▸ TASK PROMPT
Omit the pictures, then write out every entry exactly as it reads.

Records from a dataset
┏━━
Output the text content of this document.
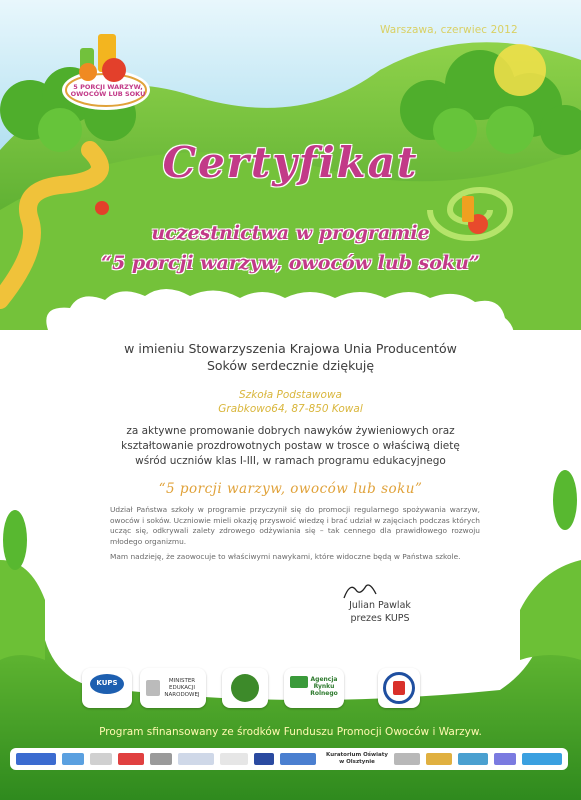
5 PORCJI WARZYW, OWOCÓW LUB SOKU
Warszawa, czerwiec 2012
Certyfikat
uczestnictwa w programie
“5 porcji warzyw, owoców lub soku”
w imieniu Stowarzyszenia Krajowa Unia Producentów
Soków serdecznie dziękuję
Szkoła Podstawowa
Grabkowo64, 87-850 Kowal
za aktywne promowanie dobrych nawyków żywieniowych oraz kształtowanie prozdrowotnych postaw w trosce o właściwą dietę wśród uczniów klas I-III, w ramach programu edukacyjnego
“5 porcji warzyw, owoców lub soku”
Udział Państwa szkoły w programie przyczynił się do promocji regularnego spożywania warzyw, owoców i soków. Uczniowie mieli okazję przyswoić wiedzę i brać udział w zajęciach podczas których ucząc się, odkrywali zalety zdrowego odżywiania się – tak cennego dla prawidłowego rozwoju młodego organizmu.
Mam nadzieję, że zaowocuje to właściwymi nawykami, które widoczne będą w Państwa szkole.
Julian Pawlak
prezes KUPS
KUPS	MINISTER EDUKACJI NARODOWEJ
Agencja Rynku Rolnego
Program sfinansowany ze środków Funduszu Promocji Owoców i Warzyw.
Kuratorium Oświaty w Olsztynie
┗━━
▸ RESPONSE
Output the text content of this document.
5 PORCJI WARZYW, OWOCÓW LUB SOKU
Warszawa, czerwiec 2012
Certyfikat
uczestnictwa w programie
“5 porcji warzyw, owoców lub soku”
w imieniu Stowarzyszenia Krajowa Unia Producentów
Soków serdecznie dziękuję
Szkoła Podstawowa
Grabkowo64, 87-850 Kowal
za aktywne promowanie dobrych nawyków żywieniowych oraz kształtowanie prozdrowotnych postaw w trosce o właściwą dietę wśród uczniów klas I-III, w ramach programu edukacyjnego
“5 porcji warzyw, owoców lub soku”
Udział Państwa szkoły w programie przyczynił się do promocji regularnego spożywania warzyw, owoców i soków. Uczniowie mieli okazję przyswoić wiedzę i brać udział w zajęciach podczas których ucząc się, odkrywali zalety zdrowego odżywiania się – tak cennego dla prawidłowego rozwoju młodego organizmu.
Mam nadzieję, że zaowocuje to właściwymi nawykami, które widoczne będą w Państwa szkole.
Julian Pawlak
prezes KUPS
KUPS	MINISTER EDUKACJI NARODOWEJ
Agencja Rynku Rolnego
Program sfinansowany ze środków Funduszu Promocji Owoców i Warzyw.
Kuratorium Oświaty w Olsztynie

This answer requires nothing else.